* EXERCISE GOAL
In the records that follow, show each line where the word "value" is present.

* MATERIAL
════════════════

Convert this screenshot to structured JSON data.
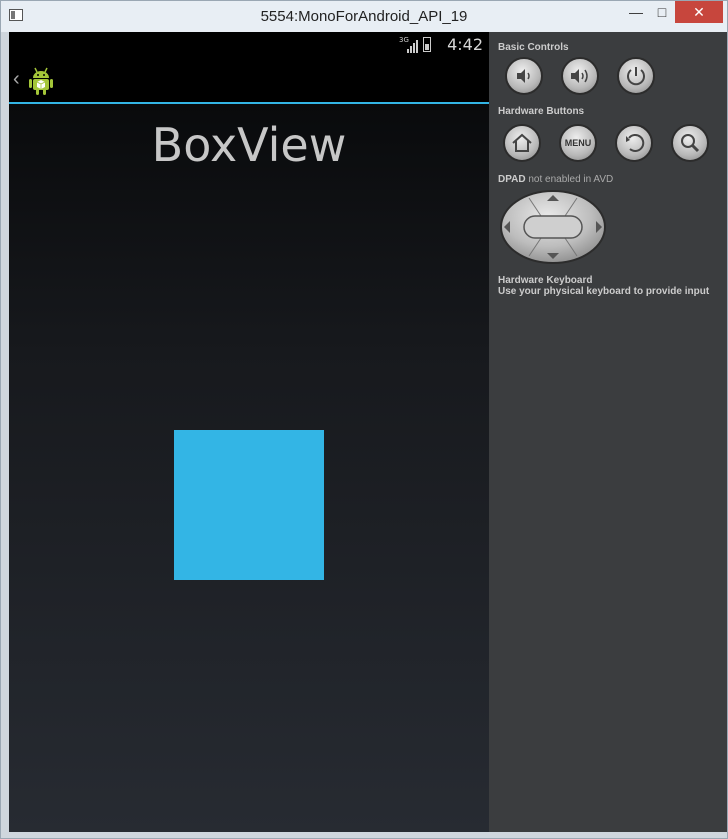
{
  "window": {
    "title": "5554:MonoForAndroid_API_19",
    "controls": [
      "minimize",
      "maximize",
      "close"
    ]
  },
  "status_bar": {
    "network": "3G",
    "time": "4:42"
  },
  "action_bar": {
    "icon": "android-robot-icon"
  },
  "content": {
    "title": "BoxView",
    "box_color": "#33b5e5"
  },
  "emulator_panel": {
    "basic_controls_label": "Basic Controls",
    "hardware_buttons_label": "Hardware Buttons",
    "menu_label": "MENU",
    "dpad_label": "DPAD",
    "dpad_note": "not enabled in AVD",
    "keyboard_label": "Hardware Keyboard",
    "keyboard_note": "Use your physical keyboard to provide input"
  },
  "colors": {
    "accent": "#33b5e5",
    "panel_bg": "#3b3d3f"
  }
}
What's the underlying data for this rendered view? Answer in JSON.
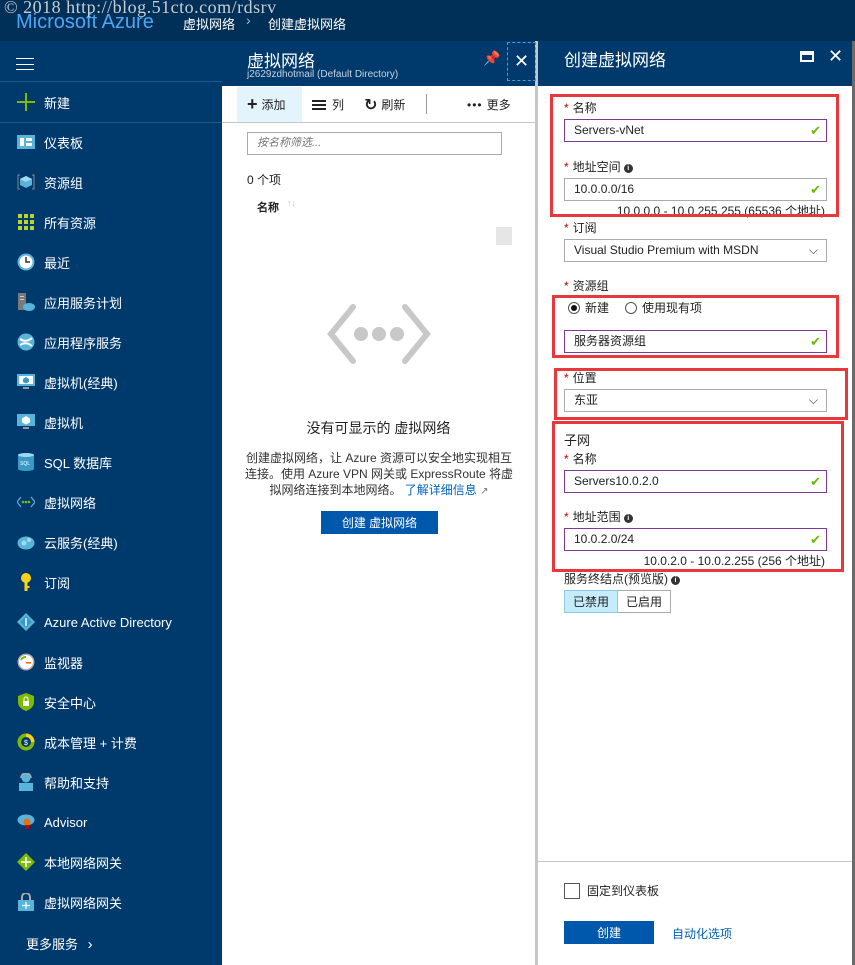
{
  "watermark": "© 2018 http://blog.51cto.com/rdsrv",
  "topbar": {
    "brand": "Microsoft Azure",
    "breadcrumb": [
      "虚拟网络",
      "创建虚拟网络"
    ],
    "breadcrumb_separator": "›"
  },
  "sidebar": {
    "new_label": "新建",
    "items": [
      {
        "label": "仪表板",
        "icon": "dashboard-icon"
      },
      {
        "label": "资源组",
        "icon": "resource-group-icon"
      },
      {
        "label": "所有资源",
        "icon": "all-resources-icon"
      },
      {
        "label": "最近",
        "icon": "clock-icon"
      },
      {
        "label": "应用服务计划",
        "icon": "app-service-plan-icon"
      },
      {
        "label": "应用程序服务",
        "icon": "app-services-icon"
      },
      {
        "label": "虚拟机(经典)",
        "icon": "vm-classic-icon"
      },
      {
        "label": "虚拟机",
        "icon": "vm-icon"
      },
      {
        "label": "SQL 数据库",
        "icon": "sql-database-icon"
      },
      {
        "label": "虚拟网络",
        "icon": "virtual-network-icon"
      },
      {
        "label": "云服务(经典)",
        "icon": "cloud-service-icon"
      },
      {
        "label": "订阅",
        "icon": "key-icon"
      },
      {
        "label": "Azure Active Directory",
        "icon": "active-directory-icon"
      },
      {
        "label": "监视器",
        "icon": "monitor-icon"
      },
      {
        "label": "安全中心",
        "icon": "shield-icon"
      },
      {
        "label": "成本管理 + 计费",
        "icon": "billing-icon"
      },
      {
        "label": "帮助和支持",
        "icon": "help-support-icon"
      },
      {
        "label": "Advisor",
        "icon": "advisor-icon"
      },
      {
        "label": "本地网络网关",
        "icon": "local-gateway-icon"
      },
      {
        "label": "虚拟网络网关",
        "icon": "vnet-gateway-icon"
      }
    ],
    "more_services": "更多服务",
    "more_chevron": "›"
  },
  "list_blade": {
    "title": "虚拟网络",
    "subtitle": "j2629zdhotmail (Default Directory)",
    "commands": {
      "add": "添加",
      "columns": "列",
      "refresh": "刷新",
      "more": "更多"
    },
    "filter_placeholder": "按名称筛选...",
    "item_count": "0 个项",
    "column_header": "名称",
    "sort_glyph": "↑↓",
    "empty_title": "没有可显示的 虚拟网络",
    "empty_desc": "创建虚拟网络，让 Azure 资源可以安全地实现相互连接。使用 Azure VPN 网关或 ExpressRoute 将虚拟网络连接到本地网络。",
    "learn_more": "了解详细信息",
    "create_button": "创建 虚拟网络"
  },
  "create_blade": {
    "title": "创建虚拟网络",
    "name": {
      "label": "名称",
      "value": "Servers-vNet"
    },
    "address_space": {
      "label": "地址空间",
      "value": "10.0.0.0/16",
      "hint": "10.0.0.0 - 10.0.255.255 (65536 个地址)"
    },
    "subscription": {
      "label": "订阅",
      "value": "Visual Studio Premium with MSDN"
    },
    "resource_group": {
      "label": "资源组",
      "option_new": "新建",
      "option_existing": "使用现有项",
      "selected": "新建",
      "value": "服务器资源组"
    },
    "location": {
      "label": "位置",
      "value": "东亚"
    },
    "subnet": {
      "section_title": "子网",
      "name": {
        "label": "名称",
        "value": "Servers10.0.2.0"
      },
      "address_range": {
        "label": "地址范围",
        "value": "10.0.2.0/24",
        "hint": "10.0.2.0 - 10.0.2.255 (256 个地址)"
      }
    },
    "service_endpoints": {
      "label": "服务终结点(预览版)",
      "options": [
        "已禁用",
        "已启用"
      ],
      "selected": "已禁用"
    },
    "pin_to_dashboard": {
      "label": "固定到仪表板",
      "checked": false
    },
    "create_button": "创建",
    "automation_link": "自动化选项",
    "required_mark": "*",
    "checkmark": "✔",
    "chevron": "⌵"
  },
  "colors": {
    "topbar": "#002f57",
    "sidebar": "#003a6c",
    "brand": "#4ca6f5",
    "primary_button": "#0058ad",
    "link": "#0062b8",
    "valid_check": "#6bb700",
    "focus_border": "#7d3a96",
    "highlight_box": "#e8383c"
  }
}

════════════════

* RESULT OF THE TASK
      "value": "Servers-vNet"
      "value": "10.0.0.0/16",
      "value": "Visual Studio Premium with MSDN"
      "value": "服务器资源组"
      "value": "东亚"
        "value": "Servers10.0.2.0"
        "value": "10.0.2.0/24",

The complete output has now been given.